--- BEGIN EXTRACTED ENTRIES ---

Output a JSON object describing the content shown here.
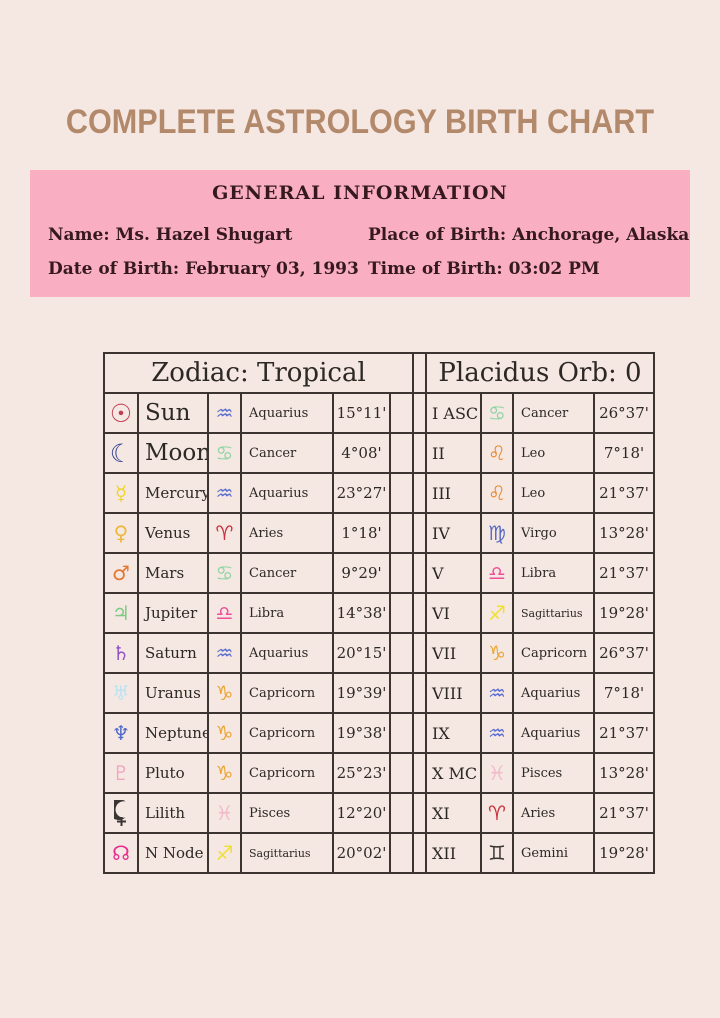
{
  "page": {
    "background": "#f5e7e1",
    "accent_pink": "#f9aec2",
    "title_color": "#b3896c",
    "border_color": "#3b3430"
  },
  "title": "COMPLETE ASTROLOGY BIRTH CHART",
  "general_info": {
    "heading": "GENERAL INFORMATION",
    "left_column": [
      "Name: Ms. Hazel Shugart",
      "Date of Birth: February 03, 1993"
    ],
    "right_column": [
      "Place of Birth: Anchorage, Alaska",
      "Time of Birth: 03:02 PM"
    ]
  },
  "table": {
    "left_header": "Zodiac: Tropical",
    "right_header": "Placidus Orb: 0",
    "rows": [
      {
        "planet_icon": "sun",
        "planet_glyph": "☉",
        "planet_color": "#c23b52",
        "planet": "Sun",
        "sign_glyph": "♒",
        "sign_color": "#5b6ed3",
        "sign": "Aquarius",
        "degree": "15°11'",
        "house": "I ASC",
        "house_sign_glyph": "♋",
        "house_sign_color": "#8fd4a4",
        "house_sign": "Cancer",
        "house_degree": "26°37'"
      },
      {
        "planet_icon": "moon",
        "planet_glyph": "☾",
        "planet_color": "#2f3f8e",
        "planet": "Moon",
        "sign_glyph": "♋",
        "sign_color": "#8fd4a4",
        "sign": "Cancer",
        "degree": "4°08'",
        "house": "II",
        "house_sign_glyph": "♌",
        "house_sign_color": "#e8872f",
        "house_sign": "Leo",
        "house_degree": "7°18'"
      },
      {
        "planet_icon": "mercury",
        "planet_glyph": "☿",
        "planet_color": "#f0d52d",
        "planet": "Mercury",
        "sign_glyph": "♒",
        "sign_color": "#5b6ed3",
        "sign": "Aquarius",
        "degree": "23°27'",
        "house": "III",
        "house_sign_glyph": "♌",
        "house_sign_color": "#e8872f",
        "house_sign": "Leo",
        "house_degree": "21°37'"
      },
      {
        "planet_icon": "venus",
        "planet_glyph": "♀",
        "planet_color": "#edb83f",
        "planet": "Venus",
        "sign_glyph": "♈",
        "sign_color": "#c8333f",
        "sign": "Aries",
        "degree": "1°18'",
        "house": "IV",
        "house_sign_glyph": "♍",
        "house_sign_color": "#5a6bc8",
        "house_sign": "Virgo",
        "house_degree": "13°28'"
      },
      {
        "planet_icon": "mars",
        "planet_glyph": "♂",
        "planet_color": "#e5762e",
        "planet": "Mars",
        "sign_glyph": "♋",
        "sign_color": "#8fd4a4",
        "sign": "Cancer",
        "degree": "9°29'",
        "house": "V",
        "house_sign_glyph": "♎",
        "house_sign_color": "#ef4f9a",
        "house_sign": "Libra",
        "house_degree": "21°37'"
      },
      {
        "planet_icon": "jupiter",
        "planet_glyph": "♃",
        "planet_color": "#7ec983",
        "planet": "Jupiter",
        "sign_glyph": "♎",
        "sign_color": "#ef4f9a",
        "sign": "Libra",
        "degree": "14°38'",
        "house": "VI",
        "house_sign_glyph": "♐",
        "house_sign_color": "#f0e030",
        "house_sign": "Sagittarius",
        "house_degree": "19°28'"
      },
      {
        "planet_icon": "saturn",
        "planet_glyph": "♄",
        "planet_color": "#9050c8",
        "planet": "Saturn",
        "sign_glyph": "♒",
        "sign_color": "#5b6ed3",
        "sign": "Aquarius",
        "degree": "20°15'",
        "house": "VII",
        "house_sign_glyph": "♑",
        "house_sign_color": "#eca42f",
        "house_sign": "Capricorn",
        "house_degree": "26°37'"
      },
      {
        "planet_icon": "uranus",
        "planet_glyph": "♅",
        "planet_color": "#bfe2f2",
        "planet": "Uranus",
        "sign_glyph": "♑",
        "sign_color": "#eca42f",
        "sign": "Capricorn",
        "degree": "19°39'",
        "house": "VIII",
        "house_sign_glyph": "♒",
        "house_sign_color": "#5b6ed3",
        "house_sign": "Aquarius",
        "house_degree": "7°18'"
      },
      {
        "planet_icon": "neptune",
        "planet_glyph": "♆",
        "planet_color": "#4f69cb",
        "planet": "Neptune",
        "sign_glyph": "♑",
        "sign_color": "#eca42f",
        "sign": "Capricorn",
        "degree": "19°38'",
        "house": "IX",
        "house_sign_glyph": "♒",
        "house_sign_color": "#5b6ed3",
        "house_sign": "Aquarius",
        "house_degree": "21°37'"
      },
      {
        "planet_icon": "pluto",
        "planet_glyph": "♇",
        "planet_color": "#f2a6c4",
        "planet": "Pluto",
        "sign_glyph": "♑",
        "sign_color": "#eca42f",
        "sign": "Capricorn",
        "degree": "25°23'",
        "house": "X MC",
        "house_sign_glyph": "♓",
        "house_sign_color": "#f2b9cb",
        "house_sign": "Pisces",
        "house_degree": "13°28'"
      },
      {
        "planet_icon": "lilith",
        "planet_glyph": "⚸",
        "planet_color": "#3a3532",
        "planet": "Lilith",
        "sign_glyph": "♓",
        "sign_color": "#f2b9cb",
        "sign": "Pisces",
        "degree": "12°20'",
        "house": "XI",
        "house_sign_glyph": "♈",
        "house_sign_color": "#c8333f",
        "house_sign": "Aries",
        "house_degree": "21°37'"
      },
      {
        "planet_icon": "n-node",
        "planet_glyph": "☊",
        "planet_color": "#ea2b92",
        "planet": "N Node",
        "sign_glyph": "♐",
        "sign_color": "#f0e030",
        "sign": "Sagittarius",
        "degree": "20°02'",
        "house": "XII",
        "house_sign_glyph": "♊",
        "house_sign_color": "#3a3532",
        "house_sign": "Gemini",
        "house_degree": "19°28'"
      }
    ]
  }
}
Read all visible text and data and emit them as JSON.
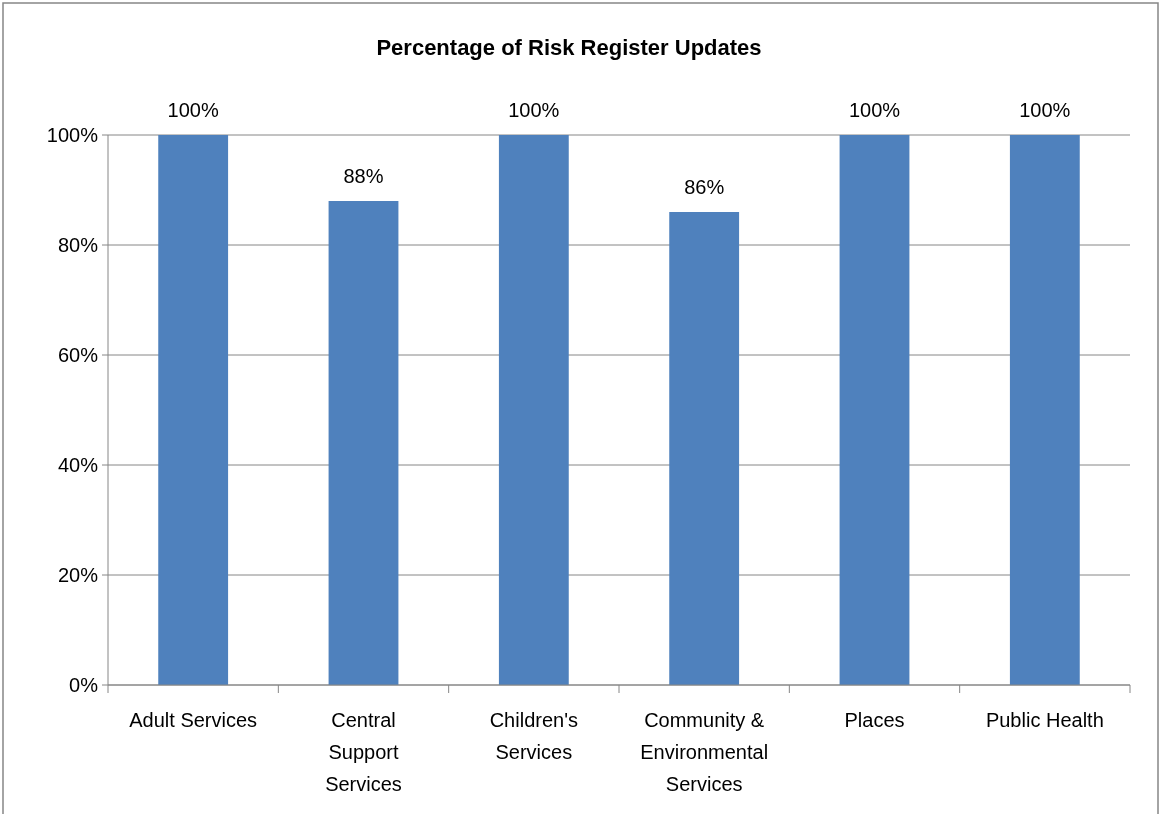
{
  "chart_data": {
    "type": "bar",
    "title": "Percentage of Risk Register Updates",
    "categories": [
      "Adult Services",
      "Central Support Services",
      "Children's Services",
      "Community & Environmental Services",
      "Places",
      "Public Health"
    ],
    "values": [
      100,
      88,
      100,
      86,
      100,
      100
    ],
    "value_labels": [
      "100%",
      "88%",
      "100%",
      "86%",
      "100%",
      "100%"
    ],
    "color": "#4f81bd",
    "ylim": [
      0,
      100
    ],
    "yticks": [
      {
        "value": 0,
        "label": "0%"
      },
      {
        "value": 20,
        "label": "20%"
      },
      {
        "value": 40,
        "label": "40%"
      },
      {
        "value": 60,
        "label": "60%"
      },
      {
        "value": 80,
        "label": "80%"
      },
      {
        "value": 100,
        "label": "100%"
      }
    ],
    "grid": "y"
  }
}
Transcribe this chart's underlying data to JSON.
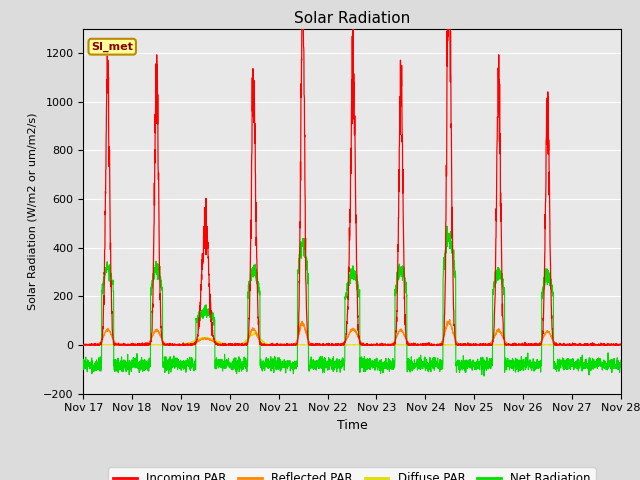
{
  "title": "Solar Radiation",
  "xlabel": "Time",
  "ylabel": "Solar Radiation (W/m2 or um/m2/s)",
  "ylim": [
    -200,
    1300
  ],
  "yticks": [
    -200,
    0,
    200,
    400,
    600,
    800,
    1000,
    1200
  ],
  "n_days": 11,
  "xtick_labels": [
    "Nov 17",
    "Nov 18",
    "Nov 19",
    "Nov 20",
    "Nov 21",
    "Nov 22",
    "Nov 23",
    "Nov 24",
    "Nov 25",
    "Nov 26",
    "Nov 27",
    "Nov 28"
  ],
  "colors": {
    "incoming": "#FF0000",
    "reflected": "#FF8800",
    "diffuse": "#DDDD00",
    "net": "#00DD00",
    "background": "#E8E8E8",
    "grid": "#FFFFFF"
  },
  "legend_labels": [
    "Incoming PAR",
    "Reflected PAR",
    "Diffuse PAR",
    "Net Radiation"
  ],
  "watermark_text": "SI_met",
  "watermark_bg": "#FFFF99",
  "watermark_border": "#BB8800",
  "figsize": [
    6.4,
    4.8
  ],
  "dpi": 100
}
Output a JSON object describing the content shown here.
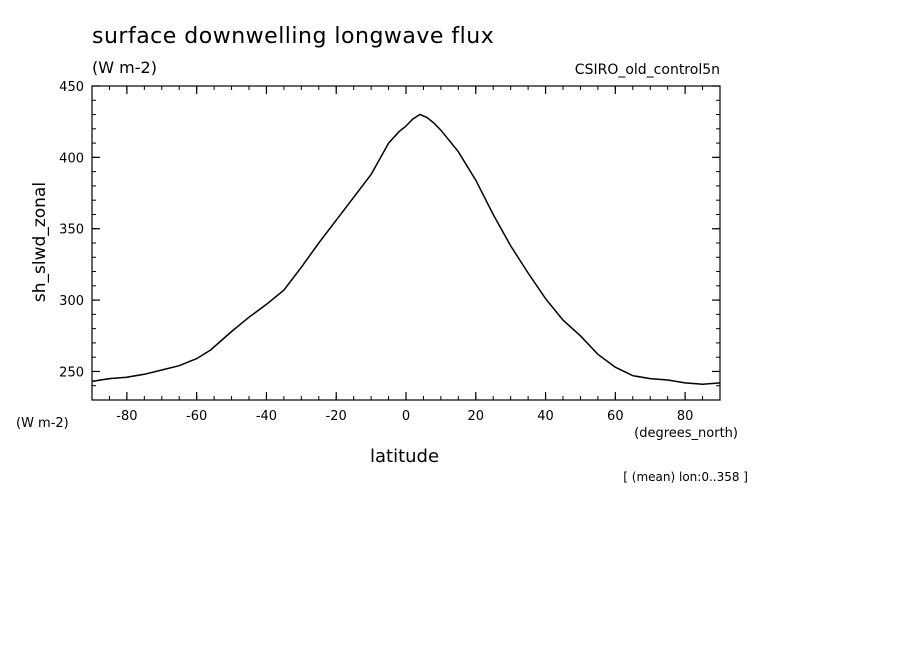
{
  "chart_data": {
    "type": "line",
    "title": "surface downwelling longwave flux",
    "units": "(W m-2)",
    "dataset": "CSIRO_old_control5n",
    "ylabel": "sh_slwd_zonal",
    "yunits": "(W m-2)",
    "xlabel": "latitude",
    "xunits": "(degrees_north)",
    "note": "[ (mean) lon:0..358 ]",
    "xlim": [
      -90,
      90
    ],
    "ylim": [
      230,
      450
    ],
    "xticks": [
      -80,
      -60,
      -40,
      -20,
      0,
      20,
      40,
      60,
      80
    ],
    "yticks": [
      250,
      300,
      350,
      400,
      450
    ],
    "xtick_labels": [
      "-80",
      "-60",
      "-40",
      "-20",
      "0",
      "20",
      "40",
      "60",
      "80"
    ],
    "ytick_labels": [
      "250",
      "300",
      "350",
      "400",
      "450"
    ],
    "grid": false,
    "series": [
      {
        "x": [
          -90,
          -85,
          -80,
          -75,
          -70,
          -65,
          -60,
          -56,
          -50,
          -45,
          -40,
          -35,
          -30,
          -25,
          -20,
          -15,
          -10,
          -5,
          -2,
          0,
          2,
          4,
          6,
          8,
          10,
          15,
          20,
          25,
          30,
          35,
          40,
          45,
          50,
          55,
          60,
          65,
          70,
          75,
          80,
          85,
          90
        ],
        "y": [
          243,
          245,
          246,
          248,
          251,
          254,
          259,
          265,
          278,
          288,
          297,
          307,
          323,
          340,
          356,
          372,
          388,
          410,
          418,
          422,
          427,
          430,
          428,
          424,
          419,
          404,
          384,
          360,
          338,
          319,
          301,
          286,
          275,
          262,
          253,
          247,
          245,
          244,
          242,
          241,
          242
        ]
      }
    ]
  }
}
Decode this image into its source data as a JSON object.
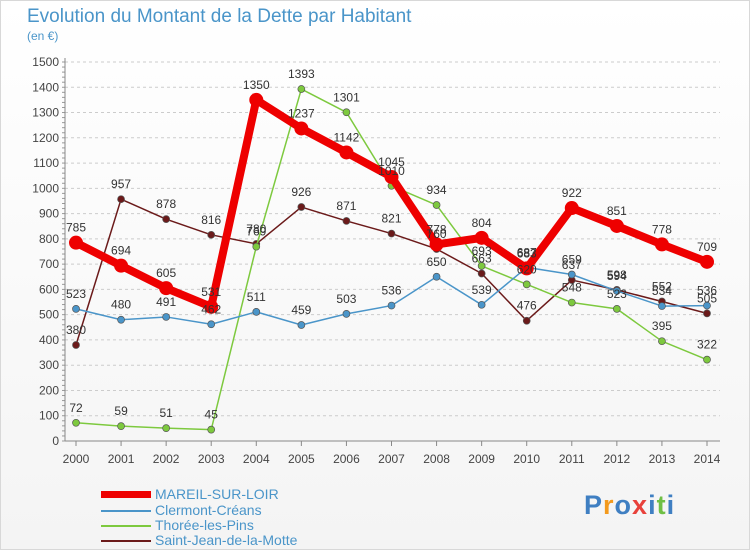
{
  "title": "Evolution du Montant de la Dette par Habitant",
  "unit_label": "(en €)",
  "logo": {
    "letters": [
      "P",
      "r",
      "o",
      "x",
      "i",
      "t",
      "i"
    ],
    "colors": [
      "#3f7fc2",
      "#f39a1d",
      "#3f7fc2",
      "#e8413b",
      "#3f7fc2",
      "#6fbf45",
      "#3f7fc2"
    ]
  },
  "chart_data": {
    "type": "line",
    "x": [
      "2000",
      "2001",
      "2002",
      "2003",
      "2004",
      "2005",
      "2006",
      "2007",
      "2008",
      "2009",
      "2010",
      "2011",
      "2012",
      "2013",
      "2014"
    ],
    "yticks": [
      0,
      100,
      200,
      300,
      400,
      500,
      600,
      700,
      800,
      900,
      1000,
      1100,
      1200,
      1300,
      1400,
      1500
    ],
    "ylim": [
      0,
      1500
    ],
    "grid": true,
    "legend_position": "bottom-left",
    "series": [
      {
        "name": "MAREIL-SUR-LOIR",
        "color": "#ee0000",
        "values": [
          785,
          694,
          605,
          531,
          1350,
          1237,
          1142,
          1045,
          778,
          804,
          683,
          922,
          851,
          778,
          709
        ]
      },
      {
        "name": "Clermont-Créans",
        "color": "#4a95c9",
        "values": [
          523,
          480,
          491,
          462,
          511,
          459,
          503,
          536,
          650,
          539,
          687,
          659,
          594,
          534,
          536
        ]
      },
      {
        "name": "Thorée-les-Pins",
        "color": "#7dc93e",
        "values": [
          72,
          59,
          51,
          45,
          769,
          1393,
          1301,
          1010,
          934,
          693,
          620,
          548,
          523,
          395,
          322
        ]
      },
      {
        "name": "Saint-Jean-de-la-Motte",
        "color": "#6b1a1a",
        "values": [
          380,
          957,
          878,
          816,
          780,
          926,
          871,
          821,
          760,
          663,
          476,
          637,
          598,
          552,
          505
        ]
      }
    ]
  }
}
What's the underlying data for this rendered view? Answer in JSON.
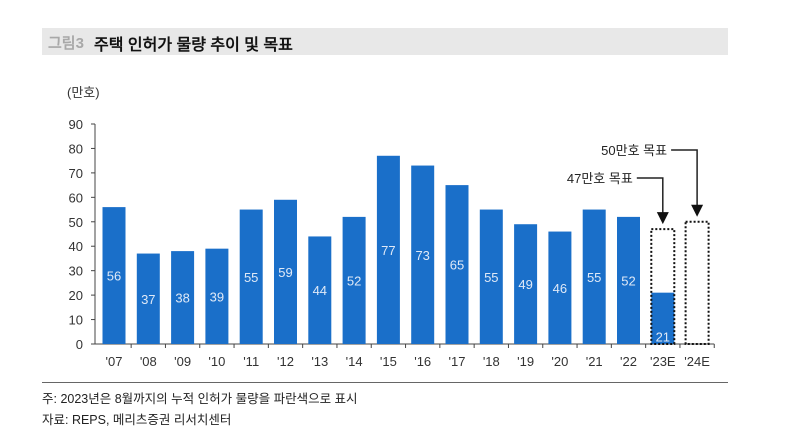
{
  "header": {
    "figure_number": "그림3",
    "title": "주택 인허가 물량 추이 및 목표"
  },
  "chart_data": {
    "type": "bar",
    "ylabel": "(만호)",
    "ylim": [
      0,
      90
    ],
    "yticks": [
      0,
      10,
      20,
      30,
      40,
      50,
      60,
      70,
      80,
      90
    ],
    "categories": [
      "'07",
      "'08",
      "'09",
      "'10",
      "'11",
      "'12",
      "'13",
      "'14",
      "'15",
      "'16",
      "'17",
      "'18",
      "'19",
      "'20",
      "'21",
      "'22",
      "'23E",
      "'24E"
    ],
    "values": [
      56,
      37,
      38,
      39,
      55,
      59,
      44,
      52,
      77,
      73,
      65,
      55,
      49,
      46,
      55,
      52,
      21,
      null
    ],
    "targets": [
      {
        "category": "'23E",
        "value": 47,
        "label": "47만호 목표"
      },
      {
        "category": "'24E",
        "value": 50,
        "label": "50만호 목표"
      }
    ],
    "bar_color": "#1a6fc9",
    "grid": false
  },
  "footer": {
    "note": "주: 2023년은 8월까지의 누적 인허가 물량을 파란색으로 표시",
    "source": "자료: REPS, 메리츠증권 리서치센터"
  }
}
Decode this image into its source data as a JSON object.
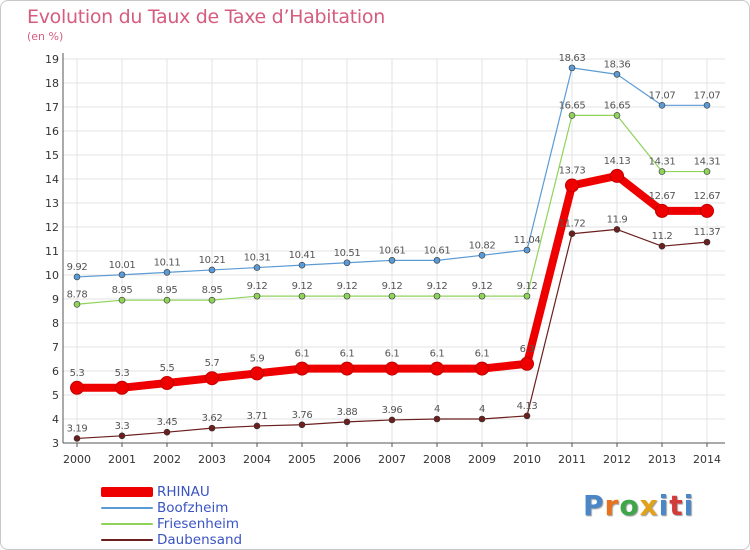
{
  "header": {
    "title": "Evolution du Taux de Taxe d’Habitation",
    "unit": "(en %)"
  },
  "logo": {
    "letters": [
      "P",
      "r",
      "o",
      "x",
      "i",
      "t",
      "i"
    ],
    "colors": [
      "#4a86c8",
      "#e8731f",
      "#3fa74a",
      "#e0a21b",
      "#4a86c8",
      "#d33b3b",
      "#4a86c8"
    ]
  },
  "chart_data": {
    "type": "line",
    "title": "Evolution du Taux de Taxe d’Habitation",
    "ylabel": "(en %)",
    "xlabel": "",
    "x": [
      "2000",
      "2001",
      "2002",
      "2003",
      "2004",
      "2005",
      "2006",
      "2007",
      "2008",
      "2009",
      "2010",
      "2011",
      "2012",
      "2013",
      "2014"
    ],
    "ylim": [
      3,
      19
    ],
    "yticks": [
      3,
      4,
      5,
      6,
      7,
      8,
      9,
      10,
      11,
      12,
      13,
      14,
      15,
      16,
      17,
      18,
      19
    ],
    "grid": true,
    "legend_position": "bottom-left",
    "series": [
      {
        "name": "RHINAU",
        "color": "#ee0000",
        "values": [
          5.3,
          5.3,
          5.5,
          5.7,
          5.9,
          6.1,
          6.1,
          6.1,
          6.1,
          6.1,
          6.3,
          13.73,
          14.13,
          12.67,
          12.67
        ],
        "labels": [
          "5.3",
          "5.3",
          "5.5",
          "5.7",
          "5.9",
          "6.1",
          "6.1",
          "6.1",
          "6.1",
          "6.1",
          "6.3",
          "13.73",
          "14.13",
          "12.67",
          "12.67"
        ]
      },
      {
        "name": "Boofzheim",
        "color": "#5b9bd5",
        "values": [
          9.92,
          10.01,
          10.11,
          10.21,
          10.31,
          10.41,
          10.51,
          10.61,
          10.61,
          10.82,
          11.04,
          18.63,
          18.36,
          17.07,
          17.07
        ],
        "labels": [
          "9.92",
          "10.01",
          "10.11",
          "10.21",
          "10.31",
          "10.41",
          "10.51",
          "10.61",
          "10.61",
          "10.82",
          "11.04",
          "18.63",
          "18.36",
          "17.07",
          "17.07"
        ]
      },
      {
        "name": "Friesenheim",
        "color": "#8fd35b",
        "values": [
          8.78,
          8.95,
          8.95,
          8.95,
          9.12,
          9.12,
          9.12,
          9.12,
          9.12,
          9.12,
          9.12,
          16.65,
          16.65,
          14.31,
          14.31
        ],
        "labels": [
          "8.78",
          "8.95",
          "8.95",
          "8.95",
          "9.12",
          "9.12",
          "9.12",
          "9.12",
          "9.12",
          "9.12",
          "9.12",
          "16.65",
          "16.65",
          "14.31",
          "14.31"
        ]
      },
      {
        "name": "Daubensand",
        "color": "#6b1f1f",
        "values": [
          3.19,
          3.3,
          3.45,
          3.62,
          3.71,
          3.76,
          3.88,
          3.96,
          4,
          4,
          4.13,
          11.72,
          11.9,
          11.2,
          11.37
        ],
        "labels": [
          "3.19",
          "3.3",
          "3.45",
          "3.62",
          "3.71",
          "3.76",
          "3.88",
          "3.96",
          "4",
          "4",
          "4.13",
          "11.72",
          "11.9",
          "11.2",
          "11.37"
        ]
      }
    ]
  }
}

--- END EXTRACTED ENTRIES ---

▶ **GOAL**
Find the string "Solar" in the entries above and return each line that holds it.

▶ **REPLY TO THE EXERCISE**
  "title": "Solar Radiation",
  "ylabel": "Solar Radiation (W/m2 or um/m2/s)",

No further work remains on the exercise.